(Linhas de um conjunto de dados)
= = = =

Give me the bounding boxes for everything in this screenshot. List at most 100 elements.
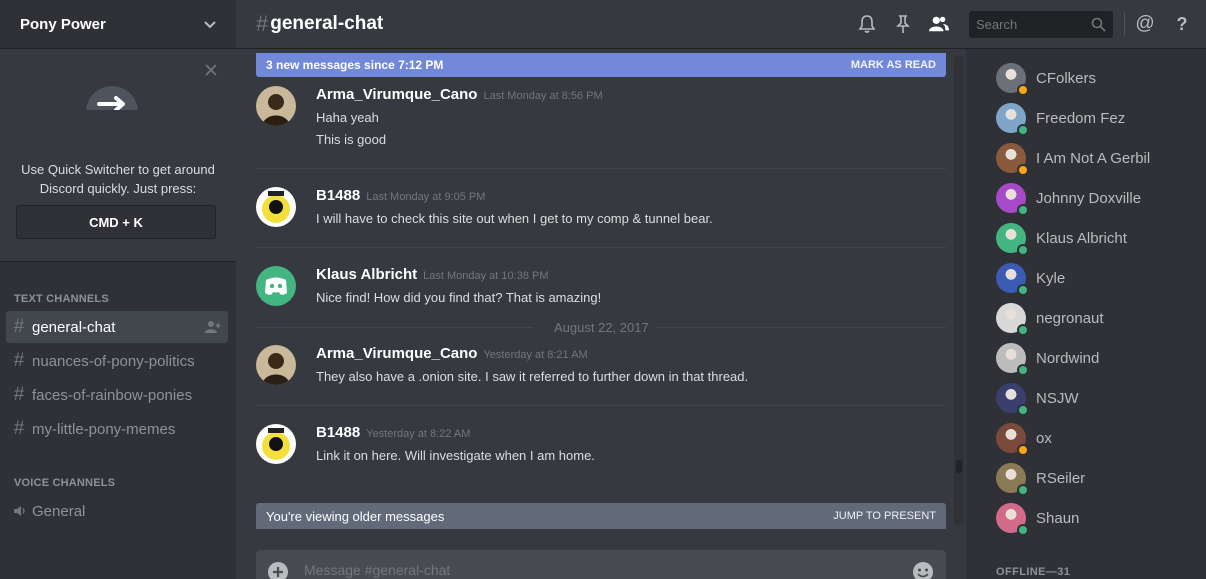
member-item[interactable]: CFolkers xyxy=(996,62,1196,96)
avatar xyxy=(996,343,1029,376)
channel-header: # general-chat Search @ ? xyxy=(236,0,1206,49)
member-name: Shaun xyxy=(1036,509,1080,527)
help-icon[interactable]: ? xyxy=(1172,13,1192,35)
member-item[interactable]: Nordwind xyxy=(996,342,1196,376)
member-name: Freedom Fez xyxy=(1036,109,1126,127)
status-dot xyxy=(1017,324,1029,336)
switch-arrows-icon xyxy=(86,86,138,110)
voice-channel-general[interactable]: General xyxy=(6,495,228,527)
message-author[interactable]: Arma_Virumque_Cano Last Monday at 8:56 PM xyxy=(316,86,603,103)
member-item[interactable]: Klaus Albricht xyxy=(996,222,1196,256)
quick-switcher-text: Use Quick Switcher to get around Discord… xyxy=(21,162,215,196)
member-list: CFolkers Freedom Fez I Am Not A Gerbil John… xyxy=(966,49,1206,579)
message-text: I will have to check this site out when … xyxy=(316,211,713,226)
members-icon[interactable] xyxy=(929,14,949,34)
channel-name: general-chat xyxy=(32,318,116,336)
member-item[interactable]: Shaun xyxy=(996,502,1196,536)
text-channels-header[interactable]: TEXT CHANNELS xyxy=(14,293,109,305)
member-item[interactable]: Johnny Doxville xyxy=(996,182,1196,216)
add-user-icon[interactable] xyxy=(205,320,221,334)
message-divider xyxy=(256,247,946,248)
channel-name: faces-of-rainbow-ponies xyxy=(32,386,193,404)
new-messages-bar[interactable]: 3 new messages since 7:12 PM MARK AS REA… xyxy=(256,53,946,77)
channel-general-chat[interactable]: # general-chat xyxy=(6,311,228,343)
guild-header[interactable]: Pony Power xyxy=(0,0,236,49)
status-dot xyxy=(1017,364,1029,376)
date-divider: August 22, 2017 xyxy=(256,320,946,335)
avatar[interactable] xyxy=(256,266,296,306)
message-divider xyxy=(256,405,946,406)
member-name: CFolkers xyxy=(1036,69,1097,87)
avatar xyxy=(996,303,1029,336)
channel-my-little-pony-memes[interactable]: # my-little-pony-memes xyxy=(6,413,228,445)
member-name: RSeiler xyxy=(1036,469,1086,487)
message-text: Haha yeah xyxy=(316,110,379,125)
emoji-icon[interactable] xyxy=(912,561,934,579)
member-name: Nordwind xyxy=(1036,349,1100,367)
chat-scrollbar[interactable] xyxy=(954,55,964,525)
pin-icon[interactable] xyxy=(893,14,913,34)
date-divider-text: August 22, 2017 xyxy=(554,320,649,335)
message-author[interactable]: Klaus Albricht Last Monday at 10:38 PM xyxy=(316,266,549,283)
member-item[interactable]: Kyle xyxy=(996,262,1196,296)
older-messages-text: You're viewing older messages xyxy=(266,508,445,524)
avatar xyxy=(996,223,1029,256)
hash-icon: # xyxy=(13,418,25,439)
search-input[interactable]: Search xyxy=(969,11,1113,38)
member-name: Klaus Albricht xyxy=(1036,229,1127,247)
scrollbar-thumb[interactable] xyxy=(956,460,962,473)
message-text: Link it on here. Will investigate when I… xyxy=(316,448,595,463)
older-messages-bar[interactable]: You're viewing older messages JUMP TO PR… xyxy=(256,503,946,529)
message-author[interactable]: Arma_Virumque_Cano Yesterday at 8:21 AM xyxy=(316,345,588,362)
avatar xyxy=(996,383,1029,416)
mark-as-read-button[interactable]: MARK AS READ xyxy=(851,59,936,71)
upload-plus-icon[interactable] xyxy=(268,562,288,579)
status-dot xyxy=(1017,124,1029,136)
guild-name: Pony Power xyxy=(20,15,106,33)
avatar xyxy=(996,183,1029,216)
channel-title: # general-chat xyxy=(256,11,383,37)
avatar[interactable] xyxy=(256,187,296,227)
jump-to-present-button[interactable]: JUMP TO PRESENT xyxy=(833,510,936,522)
channel-title-text: general-chat xyxy=(270,13,384,34)
status-dot xyxy=(1017,84,1029,96)
channel-faces-of-rainbow-ponies[interactable]: # faces-of-rainbow-ponies xyxy=(6,379,228,411)
avatar xyxy=(996,63,1029,96)
bell-icon[interactable] xyxy=(857,14,877,34)
voice-channels-header[interactable]: VOICE CHANNELS xyxy=(14,477,115,489)
avatar[interactable] xyxy=(256,424,296,464)
avatar xyxy=(996,423,1029,456)
hash-icon: # xyxy=(13,350,25,371)
message-author[interactable]: B1488 Yesterday at 8:22 AM xyxy=(316,424,470,441)
message-input[interactable]: Message #general-chat xyxy=(256,550,946,579)
member-item[interactable]: RSeiler xyxy=(996,462,1196,496)
close-icon[interactable] xyxy=(204,63,218,77)
message-divider xyxy=(256,168,946,169)
message-timestamp: Last Monday at 10:38 PM xyxy=(423,270,549,282)
avatar[interactable] xyxy=(256,86,296,126)
channel-sidebar: Pony Power Use Quick Switcher to get aro… xyxy=(0,0,236,579)
message-author[interactable]: B1488 Last Monday at 9:05 PM xyxy=(316,187,485,204)
member-item[interactable]: ox xyxy=(996,422,1196,456)
date-divider-line xyxy=(256,327,533,328)
channel-name: General xyxy=(32,502,86,520)
status-dot xyxy=(1017,164,1029,176)
avatar[interactable] xyxy=(256,345,296,385)
status-dot xyxy=(1017,204,1029,216)
member-item[interactable]: Freedom Fez xyxy=(996,102,1196,136)
chevron-down-icon[interactable] xyxy=(202,16,218,32)
search-icon xyxy=(1091,17,1106,32)
status-dot xyxy=(1017,444,1029,456)
avatar xyxy=(996,143,1029,176)
mention-icon[interactable]: @ xyxy=(1134,14,1156,36)
status-dot xyxy=(1017,484,1029,496)
member-item[interactable]: negronaut xyxy=(996,302,1196,336)
channel-nuances-of-pony-politics[interactable]: # nuances-of-pony-politics xyxy=(6,345,228,377)
member-item[interactable]: NSJW xyxy=(996,382,1196,416)
member-item[interactable]: I Am Not A Gerbil xyxy=(996,142,1196,176)
shortcut-key: CMD + K xyxy=(16,205,216,239)
status-dot xyxy=(1017,244,1029,256)
member-name: I Am Not A Gerbil xyxy=(1036,149,1151,167)
message-timestamp: Last Monday at 9:05 PM xyxy=(366,191,486,203)
status-dot xyxy=(1017,284,1029,296)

= = = =

:: Descrição da tarefa ::
Transcreva todos os registros acima sem alterar nada, deixando as imagens de fora.

:: Resposta da tarefa ::
Give me the bounding boxes for everything in this screenshot. List at most 100 elements.
member-item[interactable]: CFolkers xyxy=(996,62,1196,96)
avatar xyxy=(996,343,1029,376)
channel-header: # general-chat Search @ ? xyxy=(236,0,1206,49)
member-name: Shaun xyxy=(1036,509,1080,527)
help-icon[interactable]: ? xyxy=(1172,13,1192,35)
member-item[interactable]: Nordwind xyxy=(996,342,1196,376)
member-name: Freedom Fez xyxy=(1036,109,1126,127)
status-dot xyxy=(1017,324,1029,336)
switch-arrows-icon xyxy=(86,86,138,110)
voice-channel-general[interactable]: General xyxy=(6,495,228,527)
message-author[interactable]: Arma_Virumque_Cano Last Monday at 8:56 PM xyxy=(316,86,603,103)
member-item[interactable]: Klaus Albricht xyxy=(996,222,1196,256)
quick-switcher-text: Use Quick Switcher to get around Discord… xyxy=(21,162,215,196)
member-list: CFolkers Freedom Fez I Am Not A Gerbil John… xyxy=(966,49,1206,579)
message-text: I will have to check this site out when … xyxy=(316,211,713,226)
members-icon[interactable] xyxy=(929,14,949,34)
channel-name: general-chat xyxy=(32,318,116,336)
member-item[interactable]: Shaun xyxy=(996,502,1196,536)
text-channels-header[interactable]: TEXT CHANNELS xyxy=(14,293,109,305)
member-item[interactable]: Johnny Doxville xyxy=(996,182,1196,216)
add-user-icon[interactable] xyxy=(205,320,221,334)
message-divider xyxy=(256,247,946,248)
channel-name: faces-of-rainbow-ponies xyxy=(32,386,193,404)
new-messages-bar[interactable]: 3 new messages since 7:12 PM MARK AS REA… xyxy=(256,53,946,77)
channel-general-chat[interactable]: # general-chat xyxy=(6,311,228,343)
guild-header[interactable]: Pony Power xyxy=(0,0,236,49)
status-dot xyxy=(1017,364,1029,376)
date-divider: August 22, 2017 xyxy=(256,320,946,335)
avatar[interactable] xyxy=(256,266,296,306)
message-divider xyxy=(256,405,946,406)
member-name: CFolkers xyxy=(1036,69,1097,87)
avatar xyxy=(996,303,1029,336)
channel-my-little-pony-memes[interactable]: # my-little-pony-memes xyxy=(6,413,228,445)
member-name: RSeiler xyxy=(1036,469,1086,487)
message-text: Haha yeah xyxy=(316,110,379,125)
emoji-icon[interactable] xyxy=(912,561,934,579)
member-name: Nordwind xyxy=(1036,349,1100,367)
chat-scrollbar[interactable] xyxy=(954,55,964,525)
pin-icon[interactable] xyxy=(893,14,913,34)
date-divider-text: August 22, 2017 xyxy=(554,320,649,335)
message-author[interactable]: Klaus Albricht Last Monday at 10:38 PM xyxy=(316,266,549,283)
member-item[interactable]: Kyle xyxy=(996,262,1196,296)
older-messages-text: You're viewing older messages xyxy=(266,508,445,524)
avatar xyxy=(996,223,1029,256)
hash-icon: # xyxy=(13,418,25,439)
search-input[interactable]: Search xyxy=(969,11,1113,38)
member-name: Klaus Albricht xyxy=(1036,229,1127,247)
scrollbar-thumb[interactable] xyxy=(956,460,962,473)
message-text: Link it on here. Will investigate when I… xyxy=(316,448,595,463)
older-messages-bar[interactable]: You're viewing older messages JUMP TO PR… xyxy=(256,503,946,529)
message-author[interactable]: Arma_Virumque_Cano Yesterday at 8:21 AM xyxy=(316,345,588,362)
avatar xyxy=(996,383,1029,416)
mark-as-read-button[interactable]: MARK AS READ xyxy=(851,59,936,71)
upload-plus-icon[interactable] xyxy=(268,562,288,579)
status-dot xyxy=(1017,124,1029,136)
guild-name: Pony Power xyxy=(20,15,106,33)
avatar xyxy=(996,183,1029,216)
channel-title: # general-chat xyxy=(256,11,383,37)
avatar[interactable] xyxy=(256,187,296,227)
jump-to-present-button[interactable]: JUMP TO PRESENT xyxy=(833,510,936,522)
channel-title-text: general-chat xyxy=(270,13,384,34)
status-dot xyxy=(1017,84,1029,96)
channel-faces-of-rainbow-ponies[interactable]: # faces-of-rainbow-ponies xyxy=(6,379,228,411)
avatar xyxy=(996,63,1029,96)
bell-icon[interactable] xyxy=(857,14,877,34)
voice-channels-header[interactable]: VOICE CHANNELS xyxy=(14,477,115,489)
avatar[interactable] xyxy=(256,424,296,464)
avatar xyxy=(996,423,1029,456)
hash-icon: # xyxy=(13,350,25,371)
message-author[interactable]: B1488 Yesterday at 8:22 AM xyxy=(316,424,470,441)
message-input[interactable]: Message #general-chat xyxy=(256,550,946,579)
member-item[interactable]: RSeiler xyxy=(996,462,1196,496)
close-icon[interactable] xyxy=(204,63,218,77)
message-divider xyxy=(256,168,946,169)
message-timestamp: Last Monday at 10:38 PM xyxy=(423,270,549,282)
avatar[interactable] xyxy=(256,86,296,126)
channel-sidebar: Pony Power Use Quick Switcher to get aro… xyxy=(0,0,236,579)
message-author[interactable]: B1488 Last Monday at 9:05 PM xyxy=(316,187,485,204)
member-item[interactable]: ox xyxy=(996,422,1196,456)
date-divider-line xyxy=(256,327,533,328)
channel-name: General xyxy=(32,502,86,520)
status-dot xyxy=(1017,164,1029,176)
avatar[interactable] xyxy=(256,345,296,385)
status-dot xyxy=(1017,204,1029,216)
member-item[interactable]: Freedom Fez xyxy=(996,102,1196,136)
chevron-down-icon[interactable] xyxy=(202,16,218,32)
search-icon xyxy=(1091,17,1106,32)
status-dot xyxy=(1017,444,1029,456)
avatar xyxy=(996,143,1029,176)
mention-icon[interactable]: @ xyxy=(1134,14,1156,36)
status-dot xyxy=(1017,484,1029,496)
member-item[interactable]: negronaut xyxy=(996,302,1196,336)
channel-nuances-of-pony-politics[interactable]: # nuances-of-pony-politics xyxy=(6,345,228,377)
member-item[interactable]: NSJW xyxy=(996,382,1196,416)
member-item[interactable]: I Am Not A Gerbil xyxy=(996,142,1196,176)
shortcut-key: CMD + K xyxy=(16,205,216,239)
status-dot xyxy=(1017,244,1029,256)
member-name: I Am Not A Gerbil xyxy=(1036,149,1151,167)
message-timestamp: Last Monday at 9:05 PM xyxy=(366,191,486,203)
status-dot xyxy=(1017,284,1029,296)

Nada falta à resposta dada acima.